__Required work__. Copy out all of the data exactly as it appears.

__Supplied information__.
──────────

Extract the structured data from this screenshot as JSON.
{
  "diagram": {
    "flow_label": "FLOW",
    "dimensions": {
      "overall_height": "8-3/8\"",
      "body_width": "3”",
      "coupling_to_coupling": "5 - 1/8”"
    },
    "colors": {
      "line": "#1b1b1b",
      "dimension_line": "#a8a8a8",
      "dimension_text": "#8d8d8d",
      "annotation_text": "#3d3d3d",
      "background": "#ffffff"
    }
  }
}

──────────

__Reply__.
Extract the structured data from this screenshot as JSON.
{
  "diagram": {
    "flow_label": "FLOW",
    "dimensions": {
      "overall_height": "8-3/8\"",
      "body_width": "3”",
      "coupling_to_coupling": "5 - 1/8”"
    },
    "colors": {
      "line": "#1b1b1b",
      "dimension_line": "#a8a8a8",
      "dimension_text": "#8d8d8d",
      "annotation_text": "#3d3d3d",
      "background": "#ffffff"
    }
  }
}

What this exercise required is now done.